**Exercise objective:** For each line below that contains the string "Fill", copy that line.

•••••

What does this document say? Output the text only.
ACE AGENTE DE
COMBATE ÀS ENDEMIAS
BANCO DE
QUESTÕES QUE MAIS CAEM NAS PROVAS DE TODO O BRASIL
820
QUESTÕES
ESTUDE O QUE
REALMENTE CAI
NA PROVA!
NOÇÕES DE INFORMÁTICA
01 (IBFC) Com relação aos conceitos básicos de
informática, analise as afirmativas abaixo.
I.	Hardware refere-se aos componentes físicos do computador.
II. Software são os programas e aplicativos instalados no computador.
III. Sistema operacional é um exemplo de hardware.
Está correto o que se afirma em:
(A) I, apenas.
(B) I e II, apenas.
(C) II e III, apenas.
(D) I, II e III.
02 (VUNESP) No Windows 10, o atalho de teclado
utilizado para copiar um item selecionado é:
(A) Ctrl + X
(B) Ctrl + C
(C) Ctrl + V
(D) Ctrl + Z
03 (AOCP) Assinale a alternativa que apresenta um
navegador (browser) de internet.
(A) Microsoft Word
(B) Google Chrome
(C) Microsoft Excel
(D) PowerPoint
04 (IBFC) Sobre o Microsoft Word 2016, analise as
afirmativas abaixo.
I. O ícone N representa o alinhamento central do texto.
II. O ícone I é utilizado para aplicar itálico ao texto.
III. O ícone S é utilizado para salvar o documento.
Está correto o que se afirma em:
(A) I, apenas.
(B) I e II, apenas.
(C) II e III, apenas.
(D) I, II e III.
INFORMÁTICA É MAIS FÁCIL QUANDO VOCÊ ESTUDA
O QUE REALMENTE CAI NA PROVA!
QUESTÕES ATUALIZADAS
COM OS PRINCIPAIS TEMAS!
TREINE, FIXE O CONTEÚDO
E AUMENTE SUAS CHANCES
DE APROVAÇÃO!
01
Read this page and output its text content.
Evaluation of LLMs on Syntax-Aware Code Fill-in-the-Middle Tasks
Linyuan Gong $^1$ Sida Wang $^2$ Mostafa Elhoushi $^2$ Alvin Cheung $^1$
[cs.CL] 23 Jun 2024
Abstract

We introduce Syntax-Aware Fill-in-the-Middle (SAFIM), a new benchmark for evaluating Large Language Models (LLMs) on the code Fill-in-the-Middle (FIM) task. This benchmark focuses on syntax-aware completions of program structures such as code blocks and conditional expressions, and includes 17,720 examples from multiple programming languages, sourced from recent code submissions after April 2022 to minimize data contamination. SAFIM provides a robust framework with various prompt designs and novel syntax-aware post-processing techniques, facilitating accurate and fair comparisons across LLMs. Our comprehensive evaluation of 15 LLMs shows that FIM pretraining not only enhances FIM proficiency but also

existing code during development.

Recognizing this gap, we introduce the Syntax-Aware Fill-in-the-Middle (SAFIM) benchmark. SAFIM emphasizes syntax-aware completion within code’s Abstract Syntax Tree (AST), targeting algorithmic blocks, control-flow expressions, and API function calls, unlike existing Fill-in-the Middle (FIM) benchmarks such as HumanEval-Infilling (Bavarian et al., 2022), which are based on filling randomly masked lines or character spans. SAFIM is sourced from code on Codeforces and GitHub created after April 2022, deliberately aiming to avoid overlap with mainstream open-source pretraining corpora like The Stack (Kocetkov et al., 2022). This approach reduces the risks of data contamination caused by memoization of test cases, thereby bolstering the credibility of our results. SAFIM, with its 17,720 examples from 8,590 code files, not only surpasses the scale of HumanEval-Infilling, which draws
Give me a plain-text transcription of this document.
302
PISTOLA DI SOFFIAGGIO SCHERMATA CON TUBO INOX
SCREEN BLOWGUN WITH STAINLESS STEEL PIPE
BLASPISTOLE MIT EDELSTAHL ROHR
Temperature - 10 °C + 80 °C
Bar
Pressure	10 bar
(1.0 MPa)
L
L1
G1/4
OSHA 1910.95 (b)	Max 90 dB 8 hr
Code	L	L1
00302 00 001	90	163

•••••

**Expected answer:**
Evaluation of LLMs on Syntax-Aware Code Fill-in-the-Middle Tasks
We introduce Syntax-Aware Fill-in-the-Middle (SAFIM), a new benchmark for evaluating Large Language Models (LLMs) on the code Fill-in-the-Middle (FIM) task. This benchmark focuses on syntax-aware completions of program structures such as code blocks and conditional expressions, and includes 17,720 examples from multiple programming languages, sourced from recent code submissions after April 2022 to minimize data contamination. SAFIM provides a robust framework with various prompt designs and novel syntax-aware post-processing techniques, facilitating accurate and fair comparisons across LLMs. Our comprehensive evaluation of 15 LLMs shows that FIM pretraining not only enhances FIM proficiency but also
Recognizing this gap, we introduce the Syntax-Aware Fill-in-the-Middle (SAFIM) benchmark. SAFIM emphasizes syntax-aware completion within code’s Abstract Syntax Tree (AST), targeting algorithmic blocks, control-flow expressions, and API function calls, unlike existing Fill-in-the Middle (FIM) benchmarks such as HumanEval-Infilling (Bavarian et al., 2022), which are based on filling randomly masked lines or character spans. SAFIM is sourced from code on Codeforces and GitHub created after April 2022, deliberately aiming to avoid overlap with mainstream open-source pretraining corpora like The Stack (Kocetkov et al., 2022). This approach reduces the risks of data contamination caused by memoization of test cases, thereby bolstering the credibility of our results. SAFIM, with its 17,720 examples from 8,590 code files, not only surpasses the scale of HumanEval-Infilling, which draws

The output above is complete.